WORK TO COMPLETE >> Below are the records. List every line holding the word "Indian".

SUPPLIED DATA >>
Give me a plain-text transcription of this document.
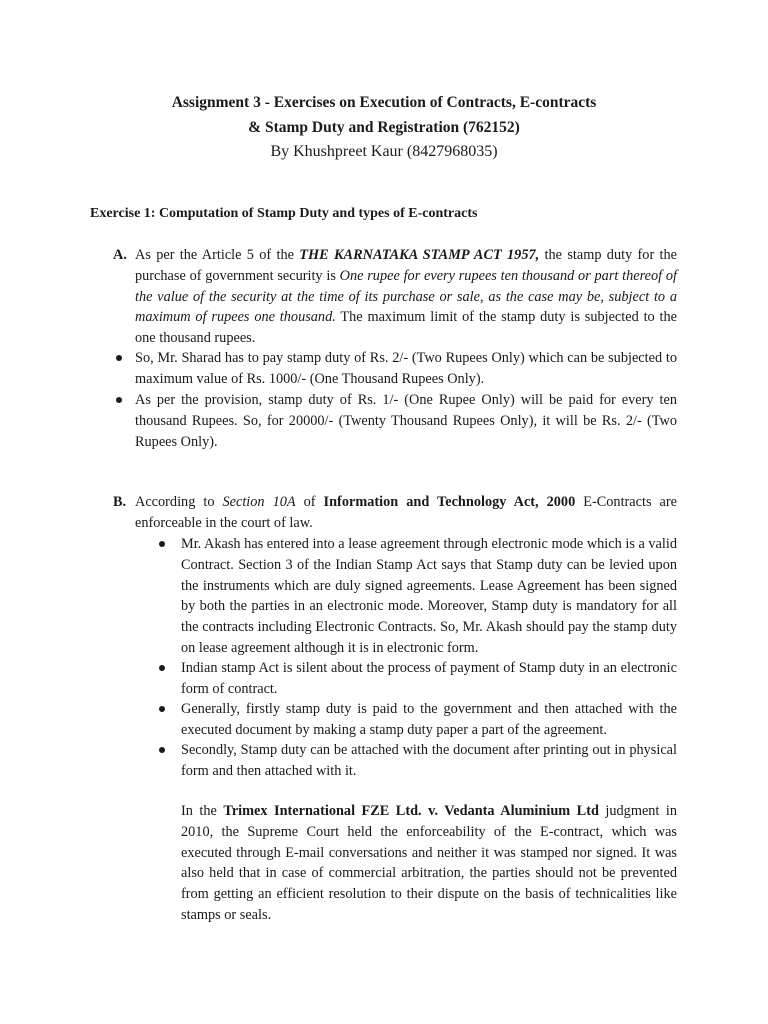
Assignment 3 - Exercises on Execution of Contracts, E-contracts
& Stamp Duty and Registration (762152)
By Khushpreet Kaur (8427968035)
Exercise 1: Computation of Stamp Duty and types of E-contracts
A. As per the Article 5 of the THE KARNATAKA STAMP ACT 1957, the stamp duty for the purchase of government security is One rupee for every rupees ten thousand or part thereof of the value of the security at the time of its purchase or sale, as the case may be, subject to a maximum of rupees one thousand. The maximum limit of the stamp duty is subjected to the one thousand rupees.
So, Mr. Sharad has to pay stamp duty of Rs. 2/- (Two Rupees Only) which can be subjected to maximum value of Rs. 1000/- (One Thousand Rupees Only).
As per the provision, stamp duty of Rs. 1/- (One Rupee Only) will be paid for every ten thousand Rupees. So, for 20000/- (Twenty Thousand Rupees Only), it will be Rs. 2/- (Two Rupees Only).
B. According to Section 10A of Information and Technology Act, 2000 E-Contracts are enforceable in the court of law.
Mr. Akash has entered into a lease agreement through electronic mode which is a valid Contract. Section 3 of the Indian Stamp Act says that Stamp duty can be levied upon the instruments which are duly signed agreements. Lease Agreement has been signed by both the parties in an electronic mode. Moreover, Stamp duty is mandatory for all the contracts including Electronic Contracts. So, Mr. Akash should pay the stamp duty on lease agreement although it is in electronic form.
Indian stamp Act is silent about the process of payment of Stamp duty in an electronic form of contract.
Generally, firstly stamp duty is paid to the government and then attached with the executed document by making a stamp duty paper a part of the agreement.
Secondly, Stamp duty can be attached with the document after printing out in physical form and then attached with it.
In the Trimex International FZE Ltd. v. Vedanta Aluminium Ltd judgment in 2010, the Supreme Court held the enforceability of the E-contract, which was executed through E-mail conversations and neither it was stamped nor signed. It was also held that in case of commercial arbitration, the parties should not be prevented from getting an efficient resolution to their dispute on the basis of technicalities like stamps or seals.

EXERCISE OUTPUT >>
Mr. Akash has entered into a lease agreement through electronic mode which is a valid Contract. Section 3 of the Indian Stamp Act says that Stamp duty can be levied upon the instruments which are duly signed agreements. Lease Agreement has been signed by both the parties in an electronic mode. Moreover, Stamp duty is mandatory for all the contracts including Electronic Contracts. So, Mr. Akash should pay the stamp duty on lease agreement although it is in electronic form.
Indian stamp Act is silent about the process of payment of Stamp duty in an electronic form of contract.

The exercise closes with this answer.